- [Short exercise]: Print all the records exactly, please.

- [Input data]:
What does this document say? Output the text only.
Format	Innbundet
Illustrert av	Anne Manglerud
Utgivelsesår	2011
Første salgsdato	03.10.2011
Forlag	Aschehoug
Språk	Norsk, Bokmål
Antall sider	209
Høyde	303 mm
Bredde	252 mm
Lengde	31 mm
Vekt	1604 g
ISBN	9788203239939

- [Answer to this exercise]:
What does this document say? Output the text only.
Format	Innbundet
Illustrert av	Anne Manglerud
Utgivelsesår	2011
Første salgsdato	03.10.2011
Forlag	Aschehoug
Språk	Norsk, Bokmål
Antall sider	209
Høyde	303 mm
Bredde	252 mm
Lengde	31 mm
Vekt	1604 g
ISBN	9788203239939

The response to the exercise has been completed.